"""
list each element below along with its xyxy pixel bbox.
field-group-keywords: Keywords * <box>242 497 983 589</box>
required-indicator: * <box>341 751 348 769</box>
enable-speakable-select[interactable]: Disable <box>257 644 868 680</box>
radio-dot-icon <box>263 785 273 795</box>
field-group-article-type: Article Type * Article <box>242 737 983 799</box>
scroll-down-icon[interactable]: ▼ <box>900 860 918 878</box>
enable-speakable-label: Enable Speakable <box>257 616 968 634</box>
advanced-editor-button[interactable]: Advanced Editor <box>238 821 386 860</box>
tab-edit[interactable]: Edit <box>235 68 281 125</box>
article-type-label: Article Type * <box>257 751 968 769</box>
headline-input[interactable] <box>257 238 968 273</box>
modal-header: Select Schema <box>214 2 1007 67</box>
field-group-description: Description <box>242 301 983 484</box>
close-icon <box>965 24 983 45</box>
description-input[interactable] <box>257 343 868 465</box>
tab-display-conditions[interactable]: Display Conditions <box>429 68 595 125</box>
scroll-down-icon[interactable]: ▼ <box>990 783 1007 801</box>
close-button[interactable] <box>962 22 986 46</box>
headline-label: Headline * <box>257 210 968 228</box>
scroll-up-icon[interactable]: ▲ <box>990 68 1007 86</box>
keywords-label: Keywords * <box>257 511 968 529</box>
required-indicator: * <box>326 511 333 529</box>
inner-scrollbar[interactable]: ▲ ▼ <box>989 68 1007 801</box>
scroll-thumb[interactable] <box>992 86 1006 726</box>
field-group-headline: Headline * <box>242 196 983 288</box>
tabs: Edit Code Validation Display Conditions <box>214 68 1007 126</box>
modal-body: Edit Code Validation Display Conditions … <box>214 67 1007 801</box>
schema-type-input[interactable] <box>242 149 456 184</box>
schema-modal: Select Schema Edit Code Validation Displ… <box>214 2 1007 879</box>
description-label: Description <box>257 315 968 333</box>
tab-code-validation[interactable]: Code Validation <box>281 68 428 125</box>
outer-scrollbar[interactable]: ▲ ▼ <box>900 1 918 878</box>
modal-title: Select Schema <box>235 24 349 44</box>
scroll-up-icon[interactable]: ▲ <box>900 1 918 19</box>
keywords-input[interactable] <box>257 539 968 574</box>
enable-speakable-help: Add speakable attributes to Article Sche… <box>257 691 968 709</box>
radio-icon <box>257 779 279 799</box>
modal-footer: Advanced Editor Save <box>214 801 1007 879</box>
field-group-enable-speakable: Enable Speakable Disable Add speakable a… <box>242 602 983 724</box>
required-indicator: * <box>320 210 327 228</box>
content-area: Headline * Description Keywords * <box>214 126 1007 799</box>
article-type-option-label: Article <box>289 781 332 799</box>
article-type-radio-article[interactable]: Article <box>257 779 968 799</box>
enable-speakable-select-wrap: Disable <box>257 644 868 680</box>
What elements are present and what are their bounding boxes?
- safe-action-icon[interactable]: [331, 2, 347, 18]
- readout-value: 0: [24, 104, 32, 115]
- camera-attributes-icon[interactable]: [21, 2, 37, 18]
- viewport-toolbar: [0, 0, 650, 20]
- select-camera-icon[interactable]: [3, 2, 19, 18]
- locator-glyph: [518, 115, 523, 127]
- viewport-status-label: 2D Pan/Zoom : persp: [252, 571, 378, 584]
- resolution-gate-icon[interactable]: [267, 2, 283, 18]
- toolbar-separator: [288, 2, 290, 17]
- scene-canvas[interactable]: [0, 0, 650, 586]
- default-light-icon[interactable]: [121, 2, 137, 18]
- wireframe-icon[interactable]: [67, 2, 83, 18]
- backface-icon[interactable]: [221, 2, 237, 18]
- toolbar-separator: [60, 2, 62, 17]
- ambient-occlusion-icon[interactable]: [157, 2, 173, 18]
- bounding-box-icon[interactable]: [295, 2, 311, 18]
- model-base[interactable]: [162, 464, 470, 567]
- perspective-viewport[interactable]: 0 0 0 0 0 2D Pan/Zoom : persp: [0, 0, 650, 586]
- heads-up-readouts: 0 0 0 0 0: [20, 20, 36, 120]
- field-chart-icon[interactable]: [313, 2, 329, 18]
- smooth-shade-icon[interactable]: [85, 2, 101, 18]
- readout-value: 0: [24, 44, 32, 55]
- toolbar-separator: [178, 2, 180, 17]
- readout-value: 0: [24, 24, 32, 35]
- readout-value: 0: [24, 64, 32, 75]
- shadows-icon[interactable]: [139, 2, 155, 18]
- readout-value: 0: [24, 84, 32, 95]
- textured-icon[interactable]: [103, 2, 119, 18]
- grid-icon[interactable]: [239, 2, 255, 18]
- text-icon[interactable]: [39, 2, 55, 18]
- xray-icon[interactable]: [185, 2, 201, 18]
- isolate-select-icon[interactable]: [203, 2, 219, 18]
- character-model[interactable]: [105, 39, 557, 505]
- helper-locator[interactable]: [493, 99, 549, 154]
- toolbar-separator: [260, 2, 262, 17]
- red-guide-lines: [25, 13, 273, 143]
"""
#### Set problem:
Return every line above word for word, with nothing changed.

#### Solution to the problem:
list each element below along with its xyxy pixel bbox.
field-group-keywords: Keywords * <box>242 497 983 589</box>
required-indicator: * <box>341 751 348 769</box>
enable-speakable-select[interactable]: Disable <box>257 644 868 680</box>
radio-dot-icon <box>263 785 273 795</box>
field-group-article-type: Article Type * Article <box>242 737 983 799</box>
scroll-down-icon[interactable]: ▼ <box>900 860 918 878</box>
enable-speakable-label: Enable Speakable <box>257 616 968 634</box>
advanced-editor-button[interactable]: Advanced Editor <box>238 821 386 860</box>
tab-edit[interactable]: Edit <box>235 68 281 125</box>
article-type-label: Article Type * <box>257 751 968 769</box>
headline-input[interactable] <box>257 238 968 273</box>
modal-header: Select Schema <box>214 2 1007 67</box>
field-group-description: Description <box>242 301 983 484</box>
close-icon <box>965 24 983 45</box>
description-input[interactable] <box>257 343 868 465</box>
tab-display-conditions[interactable]: Display Conditions <box>429 68 595 125</box>
scroll-down-icon[interactable]: ▼ <box>990 783 1007 801</box>
close-button[interactable] <box>962 22 986 46</box>
headline-label: Headline * <box>257 210 968 228</box>
scroll-up-icon[interactable]: ▲ <box>990 68 1007 86</box>
keywords-label: Keywords * <box>257 511 968 529</box>
required-indicator: * <box>326 511 333 529</box>
inner-scrollbar[interactable]: ▲ ▼ <box>989 68 1007 801</box>
scroll-thumb[interactable] <box>992 86 1006 726</box>
field-group-headline: Headline * <box>242 196 983 288</box>
tabs: Edit Code Validation Display Conditions <box>214 68 1007 126</box>
modal-body: Edit Code Validation Display Conditions … <box>214 67 1007 801</box>
schema-type-input[interactable] <box>242 149 456 184</box>
schema-modal: Select Schema Edit Code Validation Displ… <box>214 2 1007 879</box>
description-label: Description <box>257 315 968 333</box>
tab-code-validation[interactable]: Code Validation <box>281 68 428 125</box>
outer-scrollbar[interactable]: ▲ ▼ <box>900 1 918 878</box>
modal-title: Select Schema <box>235 24 349 44</box>
scroll-up-icon[interactable]: ▲ <box>900 1 918 19</box>
keywords-input[interactable] <box>257 539 968 574</box>
enable-speakable-help: Add speakable attributes to Article Sche… <box>257 691 968 709</box>
radio-icon <box>257 779 279 799</box>
modal-footer: Advanced Editor Save <box>214 801 1007 879</box>
field-group-enable-speakable: Enable Speakable Disable Add speakable a… <box>242 602 983 724</box>
required-indicator: * <box>320 210 327 228</box>
content-area: Headline * Description Keywords * <box>214 126 1007 799</box>
article-type-option-label: Article <box>289 781 332 799</box>
article-type-radio-article[interactable]: Article <box>257 779 968 799</box>
enable-speakable-select-wrap: Disable <box>257 644 868 680</box>
What elements are present and what are their bounding boxes?
- safe-action-icon[interactable]: [331, 2, 347, 18]
- readout-value: 0: [24, 104, 32, 115]
- camera-attributes-icon[interactable]: [21, 2, 37, 18]
- viewport-toolbar: [0, 0, 650, 20]
- select-camera-icon[interactable]: [3, 2, 19, 18]
- locator-glyph: [518, 115, 523, 127]
- viewport-status-label: 2D Pan/Zoom : persp: [252, 571, 378, 584]
- resolution-gate-icon[interactable]: [267, 2, 283, 18]
- toolbar-separator: [288, 2, 290, 17]
- scene-canvas[interactable]: [0, 0, 650, 586]
- default-light-icon[interactable]: [121, 2, 137, 18]
- wireframe-icon[interactable]: [67, 2, 83, 18]
- backface-icon[interactable]: [221, 2, 237, 18]
- toolbar-separator: [60, 2, 62, 17]
- ambient-occlusion-icon[interactable]: [157, 2, 173, 18]
- bounding-box-icon[interactable]: [295, 2, 311, 18]
- model-base[interactable]: [162, 464, 470, 567]
- perspective-viewport[interactable]: 0 0 0 0 0 2D Pan/Zoom : persp: [0, 0, 650, 586]
- heads-up-readouts: 0 0 0 0 0: [20, 20, 36, 120]
- field-chart-icon[interactable]: [313, 2, 329, 18]
- smooth-shade-icon[interactable]: [85, 2, 101, 18]
- readout-value: 0: [24, 44, 32, 55]
- toolbar-separator: [178, 2, 180, 17]
- readout-value: 0: [24, 24, 32, 35]
- readout-value: 0: [24, 64, 32, 75]
- shadows-icon[interactable]: [139, 2, 155, 18]
- readout-value: 0: [24, 84, 32, 95]
- textured-icon[interactable]: [103, 2, 119, 18]
- grid-icon[interactable]: [239, 2, 255, 18]
- text-icon[interactable]: [39, 2, 55, 18]
- xray-icon[interactable]: [185, 2, 201, 18]
- isolate-select-icon[interactable]: [203, 2, 219, 18]
- character-model[interactable]: [105, 39, 557, 505]
- helper-locator[interactable]: [493, 99, 549, 154]
- toolbar-separator: [260, 2, 262, 17]
- red-guide-lines: [25, 13, 273, 143]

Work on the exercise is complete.